Exercise brief:
Output every record word for word.

Available records:
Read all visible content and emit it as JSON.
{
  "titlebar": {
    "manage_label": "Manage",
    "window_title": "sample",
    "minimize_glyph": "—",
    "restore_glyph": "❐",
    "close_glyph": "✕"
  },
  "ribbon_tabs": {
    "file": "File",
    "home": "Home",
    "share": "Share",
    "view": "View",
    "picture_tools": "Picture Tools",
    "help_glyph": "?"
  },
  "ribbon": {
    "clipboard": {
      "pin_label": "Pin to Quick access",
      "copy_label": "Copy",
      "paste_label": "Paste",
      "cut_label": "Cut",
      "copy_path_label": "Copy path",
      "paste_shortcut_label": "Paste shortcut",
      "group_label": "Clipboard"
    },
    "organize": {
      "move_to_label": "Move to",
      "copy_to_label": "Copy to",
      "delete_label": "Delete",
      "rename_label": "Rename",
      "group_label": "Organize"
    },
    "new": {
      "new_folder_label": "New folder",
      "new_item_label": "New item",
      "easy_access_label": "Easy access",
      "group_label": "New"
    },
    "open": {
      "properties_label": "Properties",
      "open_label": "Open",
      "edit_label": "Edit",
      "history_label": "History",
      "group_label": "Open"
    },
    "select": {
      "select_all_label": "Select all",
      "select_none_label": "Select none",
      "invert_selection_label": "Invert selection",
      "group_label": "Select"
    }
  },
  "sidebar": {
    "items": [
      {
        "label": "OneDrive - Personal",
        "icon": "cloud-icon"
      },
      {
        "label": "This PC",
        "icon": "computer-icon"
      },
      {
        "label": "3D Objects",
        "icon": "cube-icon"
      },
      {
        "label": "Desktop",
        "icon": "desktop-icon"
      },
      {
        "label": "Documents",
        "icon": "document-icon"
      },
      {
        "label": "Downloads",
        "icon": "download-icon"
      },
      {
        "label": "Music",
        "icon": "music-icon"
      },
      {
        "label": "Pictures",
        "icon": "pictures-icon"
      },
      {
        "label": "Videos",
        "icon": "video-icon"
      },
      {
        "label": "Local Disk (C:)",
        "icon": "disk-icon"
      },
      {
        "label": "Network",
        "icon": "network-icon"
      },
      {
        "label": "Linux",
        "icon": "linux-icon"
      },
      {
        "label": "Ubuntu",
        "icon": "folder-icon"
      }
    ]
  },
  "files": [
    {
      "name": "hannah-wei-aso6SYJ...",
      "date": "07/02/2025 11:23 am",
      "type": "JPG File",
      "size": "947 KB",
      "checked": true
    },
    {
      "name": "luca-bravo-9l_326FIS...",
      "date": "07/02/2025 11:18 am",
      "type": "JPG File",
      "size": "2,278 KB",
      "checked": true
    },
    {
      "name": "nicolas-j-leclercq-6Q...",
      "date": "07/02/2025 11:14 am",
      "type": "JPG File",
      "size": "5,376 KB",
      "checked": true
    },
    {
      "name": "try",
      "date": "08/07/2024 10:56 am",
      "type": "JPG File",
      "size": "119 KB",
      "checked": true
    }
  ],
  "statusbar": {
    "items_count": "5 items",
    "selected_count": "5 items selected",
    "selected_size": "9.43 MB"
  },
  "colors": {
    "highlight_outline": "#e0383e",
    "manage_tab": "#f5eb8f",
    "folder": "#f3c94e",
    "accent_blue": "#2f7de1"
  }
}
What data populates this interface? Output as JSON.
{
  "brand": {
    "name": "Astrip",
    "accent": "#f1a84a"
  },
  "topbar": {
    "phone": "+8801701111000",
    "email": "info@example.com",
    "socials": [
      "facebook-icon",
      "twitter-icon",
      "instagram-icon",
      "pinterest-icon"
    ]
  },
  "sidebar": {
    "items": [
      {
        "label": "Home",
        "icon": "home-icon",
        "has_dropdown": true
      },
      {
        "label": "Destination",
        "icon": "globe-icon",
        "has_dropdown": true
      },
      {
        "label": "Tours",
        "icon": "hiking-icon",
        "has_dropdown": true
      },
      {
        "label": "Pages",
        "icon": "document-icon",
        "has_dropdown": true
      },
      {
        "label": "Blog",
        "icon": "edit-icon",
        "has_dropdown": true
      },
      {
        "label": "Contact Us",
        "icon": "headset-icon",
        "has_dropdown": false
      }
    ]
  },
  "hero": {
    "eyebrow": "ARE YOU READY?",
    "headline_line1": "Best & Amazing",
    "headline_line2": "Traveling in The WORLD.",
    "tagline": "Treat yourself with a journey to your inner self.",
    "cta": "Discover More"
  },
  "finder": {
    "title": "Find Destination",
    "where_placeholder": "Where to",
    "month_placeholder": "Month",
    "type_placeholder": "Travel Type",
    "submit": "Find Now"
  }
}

Output for this task:
Read all visible content and emit it as JSON.
{
  "titlebar": {
    "manage_label": "Manage",
    "window_title": "sample",
    "minimize_glyph": "—",
    "restore_glyph": "❐",
    "close_glyph": "✕"
  },
  "ribbon_tabs": {
    "file": "File",
    "home": "Home",
    "share": "Share",
    "view": "View",
    "picture_tools": "Picture Tools",
    "help_glyph": "?"
  },
  "ribbon": {
    "clipboard": {
      "pin_label": "Pin to Quick access",
      "copy_label": "Copy",
      "paste_label": "Paste",
      "cut_label": "Cut",
      "copy_path_label": "Copy path",
      "paste_shortcut_label": "Paste shortcut",
      "group_label": "Clipboard"
    },
    "organize": {
      "move_to_label": "Move to",
      "copy_to_label": "Copy to",
      "delete_label": "Delete",
      "rename_label": "Rename",
      "group_label": "Organize"
    },
    "new": {
      "new_folder_label": "New folder",
      "new_item_label": "New item",
      "easy_access_label": "Easy access",
      "group_label": "New"
    },
    "open": {
      "properties_label": "Properties",
      "open_label": "Open",
      "edit_label": "Edit",
      "history_label": "History",
      "group_label": "Open"
    },
    "select": {
      "select_all_label": "Select all",
      "select_none_label": "Select none",
      "invert_selection_label": "Invert selection",
      "group_label": "Select"
    }
  },
  "sidebar": {
    "items": [
      {
        "label": "OneDrive - Personal",
        "icon": "cloud-icon"
      },
      {
        "label": "This PC",
        "icon": "computer-icon"
      },
      {
        "label": "3D Objects",
        "icon": "cube-icon"
      },
      {
        "label": "Desktop",
        "icon": "desktop-icon"
      },
      {
        "label": "Documents",
        "icon": "document-icon"
      },
      {
        "label": "Downloads",
        "icon": "download-icon"
      },
      {
        "label": "Music",
        "icon": "music-icon"
      },
      {
        "label": "Pictures",
        "icon": "pictures-icon"
      },
      {
        "label": "Videos",
        "icon": "video-icon"
      },
      {
        "label": "Local Disk (C:)",
        "icon": "disk-icon"
      },
      {
        "label": "Network",
        "icon": "network-icon"
      },
      {
        "label": "Linux",
        "icon": "linux-icon"
      },
      {
        "label": "Ubuntu",
        "icon": "folder-icon"
      }
    ]
  },
  "files": [
    {
      "name": "hannah-wei-aso6SYJ...",
      "date": "07/02/2025 11:23 am",
      "type": "JPG File",
      "size": "947 KB",
      "checked": true
    },
    {
      "name": "luca-bravo-9l_326FIS...",
      "date": "07/02/2025 11:18 am",
      "type": "JPG File",
      "size": "2,278 KB",
      "checked": true
    },
    {
      "name": "nicolas-j-leclercq-6Q...",
      "date": "07/02/2025 11:14 am",
      "type": "JPG File",
      "size": "5,376 KB",
      "checked": true
    },
    {
      "name": "try",
      "date": "08/07/2024 10:56 am",
      "type": "JPG File",
      "size": "119 KB",
      "checked": true
    }
  ],
  "statusbar": {
    "items_count": "5 items",
    "selected_count": "5 items selected",
    "selected_size": "9.43 MB"
  },
  "colors": {
    "highlight_outline": "#e0383e",
    "manage_tab": "#f5eb8f",
    "folder": "#f3c94e",
    "accent_blue": "#2f7de1"
  }
}
What data populates this interface? Output as JSON.
{
  "brand": {
    "name": "Astrip",
    "accent": "#f1a84a"
  },
  "topbar": {
    "phone": "+8801701111000",
    "email": "info@example.com",
    "socials": [
      "facebook-icon",
      "twitter-icon",
      "instagram-icon",
      "pinterest-icon"
    ]
  },
  "sidebar": {
    "items": [
      {
        "label": "Home",
        "icon": "home-icon",
        "has_dropdown": true
      },
      {
        "label": "Destination",
        "icon": "globe-icon",
        "has_dropdown": true
      },
      {
        "label": "Tours",
        "icon": "hiking-icon",
        "has_dropdown": true
      },
      {
        "label": "Pages",
        "icon": "document-icon",
        "has_dropdown": true
      },
      {
        "label": "Blog",
        "icon": "edit-icon",
        "has_dropdown": true
      },
      {
        "label": "Contact Us",
        "icon": "headset-icon",
        "has_dropdown": false
      }
    ]
  },
  "hero": {
    "eyebrow": "ARE YOU READY?",
    "headline_line1": "Best & Amazing",
    "headline_line2": "Traveling in The WORLD.",
    "tagline": "Treat yourself with a journey to your inner self.",
    "cta": "Discover More"
  },
  "finder": {
    "title": "Find Destination",
    "where_placeholder": "Where to",
    "month_placeholder": "Month",
    "type_placeholder": "Travel Type",
    "submit": "Find Now"
  }
}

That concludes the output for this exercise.